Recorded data
######

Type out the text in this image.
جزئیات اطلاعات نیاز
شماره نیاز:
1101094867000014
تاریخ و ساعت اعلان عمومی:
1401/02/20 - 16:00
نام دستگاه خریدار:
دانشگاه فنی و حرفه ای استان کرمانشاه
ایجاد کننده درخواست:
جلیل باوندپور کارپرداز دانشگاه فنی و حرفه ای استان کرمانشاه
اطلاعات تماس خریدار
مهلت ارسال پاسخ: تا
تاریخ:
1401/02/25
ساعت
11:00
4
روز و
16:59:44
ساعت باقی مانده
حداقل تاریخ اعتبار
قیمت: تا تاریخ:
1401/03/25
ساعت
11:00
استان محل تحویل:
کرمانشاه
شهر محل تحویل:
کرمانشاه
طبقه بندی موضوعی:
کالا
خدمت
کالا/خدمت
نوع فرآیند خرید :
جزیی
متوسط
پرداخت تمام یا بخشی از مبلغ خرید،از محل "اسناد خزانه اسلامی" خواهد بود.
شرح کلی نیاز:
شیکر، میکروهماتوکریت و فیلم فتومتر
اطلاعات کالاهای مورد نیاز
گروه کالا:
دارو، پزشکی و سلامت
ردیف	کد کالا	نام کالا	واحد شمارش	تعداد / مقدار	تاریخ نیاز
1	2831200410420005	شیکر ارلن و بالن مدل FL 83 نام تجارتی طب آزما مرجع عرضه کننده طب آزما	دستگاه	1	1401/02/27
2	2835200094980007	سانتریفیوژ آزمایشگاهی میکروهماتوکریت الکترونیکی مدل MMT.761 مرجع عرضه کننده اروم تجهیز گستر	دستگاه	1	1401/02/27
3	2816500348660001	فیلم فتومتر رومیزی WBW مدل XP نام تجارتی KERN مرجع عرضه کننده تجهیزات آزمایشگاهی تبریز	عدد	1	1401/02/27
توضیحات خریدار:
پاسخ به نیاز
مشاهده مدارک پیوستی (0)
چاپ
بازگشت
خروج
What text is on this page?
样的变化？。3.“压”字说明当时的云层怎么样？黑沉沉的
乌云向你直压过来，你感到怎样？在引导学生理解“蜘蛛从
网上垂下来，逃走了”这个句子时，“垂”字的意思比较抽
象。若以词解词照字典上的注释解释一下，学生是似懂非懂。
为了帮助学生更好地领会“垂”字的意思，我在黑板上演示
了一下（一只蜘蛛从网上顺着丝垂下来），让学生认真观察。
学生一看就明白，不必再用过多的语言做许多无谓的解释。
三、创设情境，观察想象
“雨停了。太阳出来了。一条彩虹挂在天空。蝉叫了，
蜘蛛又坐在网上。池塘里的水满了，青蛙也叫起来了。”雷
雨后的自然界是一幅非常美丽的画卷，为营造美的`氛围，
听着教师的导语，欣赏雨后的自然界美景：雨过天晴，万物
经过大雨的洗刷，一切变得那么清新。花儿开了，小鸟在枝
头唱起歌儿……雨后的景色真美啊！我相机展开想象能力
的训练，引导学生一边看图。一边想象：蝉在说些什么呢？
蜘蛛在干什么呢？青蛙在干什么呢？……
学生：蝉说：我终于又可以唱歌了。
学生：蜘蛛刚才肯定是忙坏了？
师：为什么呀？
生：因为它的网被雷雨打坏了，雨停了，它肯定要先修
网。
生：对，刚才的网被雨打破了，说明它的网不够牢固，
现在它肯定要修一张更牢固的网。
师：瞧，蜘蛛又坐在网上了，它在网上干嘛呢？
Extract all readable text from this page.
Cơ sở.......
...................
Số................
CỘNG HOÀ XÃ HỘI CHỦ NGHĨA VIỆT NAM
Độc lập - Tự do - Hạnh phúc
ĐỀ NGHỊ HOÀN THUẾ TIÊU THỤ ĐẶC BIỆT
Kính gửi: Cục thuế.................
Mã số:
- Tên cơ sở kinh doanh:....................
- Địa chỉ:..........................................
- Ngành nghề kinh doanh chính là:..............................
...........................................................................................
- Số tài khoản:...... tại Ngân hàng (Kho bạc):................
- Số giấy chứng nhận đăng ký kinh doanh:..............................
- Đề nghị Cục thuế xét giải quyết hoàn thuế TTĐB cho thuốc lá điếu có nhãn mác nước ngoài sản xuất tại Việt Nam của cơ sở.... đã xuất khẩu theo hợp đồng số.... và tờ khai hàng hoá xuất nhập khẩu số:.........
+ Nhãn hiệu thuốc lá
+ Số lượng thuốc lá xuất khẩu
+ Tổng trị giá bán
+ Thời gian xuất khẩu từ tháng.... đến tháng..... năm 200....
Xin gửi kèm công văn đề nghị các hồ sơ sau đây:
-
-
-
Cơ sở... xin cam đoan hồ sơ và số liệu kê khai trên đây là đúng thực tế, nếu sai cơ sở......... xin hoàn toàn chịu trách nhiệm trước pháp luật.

######

▶ **Given exercise**: Restate the records, all of them, precisely as written.

▶ **Worked answer**:
Type out the text in this image.
جزئیات اطلاعات نیاز
شماره نیاز:
1101094867000014
تاریخ و ساعت اعلان عمومی:
1401/02/20 - 16:00
نام دستگاه خریدار:
دانشگاه فنی و حرفه ای استان کرمانشاه
ایجاد کننده درخواست:
جلیل باوندپور کارپرداز دانشگاه فنی و حرفه ای استان کرمانشاه
اطلاعات تماس خریدار
مهلت ارسال پاسخ: تا
تاریخ:
1401/02/25
ساعت
11:00
4
روز و
16:59:44
ساعت باقی مانده
حداقل تاریخ اعتبار
قیمت: تا تاریخ:
1401/03/25
ساعت
11:00
استان محل تحویل:
کرمانشاه
شهر محل تحویل:
کرمانشاه
طبقه بندی موضوعی:
کالا
خدمت
کالا/خدمت
نوع فرآیند خرید :
جزیی
متوسط
پرداخت تمام یا بخشی از مبلغ خرید،از محل "اسناد خزانه اسلامی" خواهد بود.
شرح کلی نیاز:
شیکر، میکروهماتوکریت و فیلم فتومتر
اطلاعات کالاهای مورد نیاز
گروه کالا:
دارو، پزشکی و سلامت
ردیف	کد کالا	نام کالا	واحد شمارش	تعداد / مقدار	تاریخ نیاز
1	2831200410420005	شیکر ارلن و بالن مدل FL 83 نام تجارتی طب آزما مرجع عرضه کننده طب آزما	دستگاه	1	1401/02/27
2	2835200094980007	سانتریفیوژ آزمایشگاهی میکروهماتوکریت الکترونیکی مدل MMT.761 مرجع عرضه کننده اروم تجهیز گستر	دستگاه	1	1401/02/27
3	2816500348660001	فیلم فتومتر رومیزی WBW مدل XP نام تجارتی KERN مرجع عرضه کننده تجهیزات آزمایشگاهی تبریز	عدد	1	1401/02/27
توضیحات خریدار:
پاسخ به نیاز
مشاهده مدارک پیوستی (0)
چاپ
بازگشت
خروج
What text is on this page?
样的变化？。3.“压”字说明当时的云层怎么样？黑沉沉的
乌云向你直压过来，你感到怎样？在引导学生理解“蜘蛛从
网上垂下来，逃走了”这个句子时，“垂”字的意思比较抽
象。若以词解词照字典上的注释解释一下，学生是似懂非懂。
为了帮助学生更好地领会“垂”字的意思，我在黑板上演示
了一下（一只蜘蛛从网上顺着丝垂下来），让学生认真观察。
学生一看就明白，不必再用过多的语言做许多无谓的解释。
三、创设情境，观察想象
“雨停了。太阳出来了。一条彩虹挂在天空。蝉叫了，
蜘蛛又坐在网上。池塘里的水满了，青蛙也叫起来了。”雷
雨后的自然界是一幅非常美丽的画卷，为营造美的`氛围，
听着教师的导语，欣赏雨后的自然界美景：雨过天晴，万物
经过大雨的洗刷，一切变得那么清新。花儿开了，小鸟在枝
头唱起歌儿……雨后的景色真美啊！我相机展开想象能力
的训练，引导学生一边看图。一边想象：蝉在说些什么呢？
蜘蛛在干什么呢？青蛙在干什么呢？……
学生：蝉说：我终于又可以唱歌了。
学生：蜘蛛刚才肯定是忙坏了？
师：为什么呀？
生：因为它的网被雷雨打坏了，雨停了，它肯定要先修
网。
生：对，刚才的网被雨打破了，说明它的网不够牢固，
现在它肯定要修一张更牢固的网。
师：瞧，蜘蛛又坐在网上了，它在网上干嘛呢？
Extract all readable text from this page.
Cơ sở.......
...................
Số................
CỘNG HOÀ XÃ HỘI CHỦ NGHĨA VIỆT NAM
Độc lập - Tự do - Hạnh phúc
ĐỀ NGHỊ HOÀN THUẾ TIÊU THỤ ĐẶC BIỆT
Kính gửi: Cục thuế.................
Mã số:
- Tên cơ sở kinh doanh:....................
- Địa chỉ:..........................................
- Ngành nghề kinh doanh chính là:..............................
...........................................................................................
- Số tài khoản:...... tại Ngân hàng (Kho bạc):................
- Số giấy chứng nhận đăng ký kinh doanh:..............................
- Đề nghị Cục thuế xét giải quyết hoàn thuế TTĐB cho thuốc lá điếu có nhãn mác nước ngoài sản xuất tại Việt Nam của cơ sở.... đã xuất khẩu theo hợp đồng số.... và tờ khai hàng hoá xuất nhập khẩu số:.........
+ Nhãn hiệu thuốc lá
+ Số lượng thuốc lá xuất khẩu
+ Tổng trị giá bán
+ Thời gian xuất khẩu từ tháng.... đến tháng..... năm 200....
Xin gửi kèm công văn đề nghị các hồ sơ sau đây:
-
-
-
Cơ sở... xin cam đoan hồ sơ và số liệu kê khai trên đây là đúng thực tế, nếu sai cơ sở......... xin hoàn toàn chịu trách nhiệm trước pháp luật.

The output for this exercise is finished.